What is needed here is an exact copy of every entry.
──────
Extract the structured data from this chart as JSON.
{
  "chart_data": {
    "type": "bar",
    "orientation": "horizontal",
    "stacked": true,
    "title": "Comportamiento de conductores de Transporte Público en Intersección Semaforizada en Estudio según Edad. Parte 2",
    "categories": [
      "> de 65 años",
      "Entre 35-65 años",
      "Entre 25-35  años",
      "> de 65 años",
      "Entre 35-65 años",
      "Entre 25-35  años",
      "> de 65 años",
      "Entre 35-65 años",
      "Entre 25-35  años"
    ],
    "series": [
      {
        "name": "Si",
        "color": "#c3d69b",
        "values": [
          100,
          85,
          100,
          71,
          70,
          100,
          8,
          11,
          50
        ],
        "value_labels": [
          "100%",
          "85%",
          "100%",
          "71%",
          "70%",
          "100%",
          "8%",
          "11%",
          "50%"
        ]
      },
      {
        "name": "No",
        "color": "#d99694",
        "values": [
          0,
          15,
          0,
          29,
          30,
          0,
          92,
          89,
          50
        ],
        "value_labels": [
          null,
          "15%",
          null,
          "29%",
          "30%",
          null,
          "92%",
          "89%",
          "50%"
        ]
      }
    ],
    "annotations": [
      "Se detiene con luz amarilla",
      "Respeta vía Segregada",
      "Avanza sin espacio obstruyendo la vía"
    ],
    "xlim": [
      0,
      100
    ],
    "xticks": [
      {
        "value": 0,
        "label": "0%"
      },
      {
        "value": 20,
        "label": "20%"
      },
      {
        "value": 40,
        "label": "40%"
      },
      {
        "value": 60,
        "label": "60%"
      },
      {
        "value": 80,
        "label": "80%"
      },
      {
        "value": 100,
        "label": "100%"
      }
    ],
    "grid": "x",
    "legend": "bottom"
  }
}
──────
**WRITTEN RESPONSE:**
Extract the structured data from this chart as JSON.
{
  "chart_data": {
    "type": "bar",
    "orientation": "horizontal",
    "stacked": true,
    "title": "Comportamiento de conductores de Transporte Público en Intersección Semaforizada en Estudio según Edad. Parte 2",
    "categories": [
      "> de 65 años",
      "Entre 35-65 años",
      "Entre 25-35  años",
      "> de 65 años",
      "Entre 35-65 años",
      "Entre 25-35  años",
      "> de 65 años",
      "Entre 35-65 años",
      "Entre 25-35  años"
    ],
    "series": [
      {
        "name": "Si",
        "color": "#c3d69b",
        "values": [
          100,
          85,
          100,
          71,
          70,
          100,
          8,
          11,
          50
        ],
        "value_labels": [
          "100%",
          "85%",
          "100%",
          "71%",
          "70%",
          "100%",
          "8%",
          "11%",
          "50%"
        ]
      },
      {
        "name": "No",
        "color": "#d99694",
        "values": [
          0,
          15,
          0,
          29,
          30,
          0,
          92,
          89,
          50
        ],
        "value_labels": [
          null,
          "15%",
          null,
          "29%",
          "30%",
          null,
          "92%",
          "89%",
          "50%"
        ]
      }
    ],
    "annotations": [
      "Se detiene con luz amarilla",
      "Respeta vía Segregada",
      "Avanza sin espacio obstruyendo la vía"
    ],
    "xlim": [
      0,
      100
    ],
    "xticks": [
      {
        "value": 0,
        "label": "0%"
      },
      {
        "value": 20,
        "label": "20%"
      },
      {
        "value": 40,
        "label": "40%"
      },
      {
        "value": 60,
        "label": "60%"
      },
      {
        "value": 80,
        "label": "80%"
      },
      {
        "value": 100,
        "label": "100%"
      }
    ],
    "grid": "x",
    "legend": "bottom"
  }
}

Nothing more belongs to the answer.